/---
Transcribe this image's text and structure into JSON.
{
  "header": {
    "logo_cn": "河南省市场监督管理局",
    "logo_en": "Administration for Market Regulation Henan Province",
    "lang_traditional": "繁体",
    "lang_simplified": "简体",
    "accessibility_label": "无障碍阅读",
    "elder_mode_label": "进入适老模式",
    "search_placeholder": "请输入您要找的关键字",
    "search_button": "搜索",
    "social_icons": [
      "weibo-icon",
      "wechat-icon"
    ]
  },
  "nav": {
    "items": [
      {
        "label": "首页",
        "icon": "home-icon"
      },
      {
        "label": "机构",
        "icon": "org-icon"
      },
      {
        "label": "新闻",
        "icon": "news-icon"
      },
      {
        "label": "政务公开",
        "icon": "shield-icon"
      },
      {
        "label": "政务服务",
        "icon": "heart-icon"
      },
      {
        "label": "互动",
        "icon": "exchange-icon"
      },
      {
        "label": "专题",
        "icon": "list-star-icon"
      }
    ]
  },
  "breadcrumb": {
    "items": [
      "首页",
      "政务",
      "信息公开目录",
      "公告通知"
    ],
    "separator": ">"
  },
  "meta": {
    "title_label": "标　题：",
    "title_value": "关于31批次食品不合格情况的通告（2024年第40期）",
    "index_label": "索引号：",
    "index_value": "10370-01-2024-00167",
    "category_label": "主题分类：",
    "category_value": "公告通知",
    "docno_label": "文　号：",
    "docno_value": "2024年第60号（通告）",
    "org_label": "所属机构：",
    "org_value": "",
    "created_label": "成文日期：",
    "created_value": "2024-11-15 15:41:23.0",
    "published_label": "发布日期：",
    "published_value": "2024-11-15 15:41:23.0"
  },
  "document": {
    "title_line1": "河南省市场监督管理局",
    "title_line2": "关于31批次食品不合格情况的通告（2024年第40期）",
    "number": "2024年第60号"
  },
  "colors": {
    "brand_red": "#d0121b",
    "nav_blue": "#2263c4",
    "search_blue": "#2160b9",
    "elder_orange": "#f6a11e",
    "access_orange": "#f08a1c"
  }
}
\---
PROBLEM TO SOLVE => Reproduce the material above without altering a single character.

WORKED ANSWER =>
Transcribe this image's text and structure into JSON.
{
  "header": {
    "logo_cn": "河南省市场监督管理局",
    "logo_en": "Administration for Market Regulation Henan Province",
    "lang_traditional": "繁体",
    "lang_simplified": "简体",
    "accessibility_label": "无障碍阅读",
    "elder_mode_label": "进入适老模式",
    "search_placeholder": "请输入您要找的关键字",
    "search_button": "搜索",
    "social_icons": [
      "weibo-icon",
      "wechat-icon"
    ]
  },
  "nav": {
    "items": [
      {
        "label": "首页",
        "icon": "home-icon"
      },
      {
        "label": "机构",
        "icon": "org-icon"
      },
      {
        "label": "新闻",
        "icon": "news-icon"
      },
      {
        "label": "政务公开",
        "icon": "shield-icon"
      },
      {
        "label": "政务服务",
        "icon": "heart-icon"
      },
      {
        "label": "互动",
        "icon": "exchange-icon"
      },
      {
        "label": "专题",
        "icon": "list-star-icon"
      }
    ]
  },
  "breadcrumb": {
    "items": [
      "首页",
      "政务",
      "信息公开目录",
      "公告通知"
    ],
    "separator": ">"
  },
  "meta": {
    "title_label": "标　题：",
    "title_value": "关于31批次食品不合格情况的通告（2024年第40期）",
    "index_label": "索引号：",
    "index_value": "10370-01-2024-00167",
    "category_label": "主题分类：",
    "category_value": "公告通知",
    "docno_label": "文　号：",
    "docno_value": "2024年第60号（通告）",
    "org_label": "所属机构：",
    "org_value": "",
    "created_label": "成文日期：",
    "created_value": "2024-11-15 15:41:23.0",
    "published_label": "发布日期：",
    "published_value": "2024-11-15 15:41:23.0"
  },
  "document": {
    "title_line1": "河南省市场监督管理局",
    "title_line2": "关于31批次食品不合格情况的通告（2024年第40期）",
    "number": "2024年第60号"
  },
  "colors": {
    "brand_red": "#d0121b",
    "nav_blue": "#2263c4",
    "search_blue": "#2160b9",
    "elder_orange": "#f6a11e",
    "access_orange": "#f08a1c"
  }
}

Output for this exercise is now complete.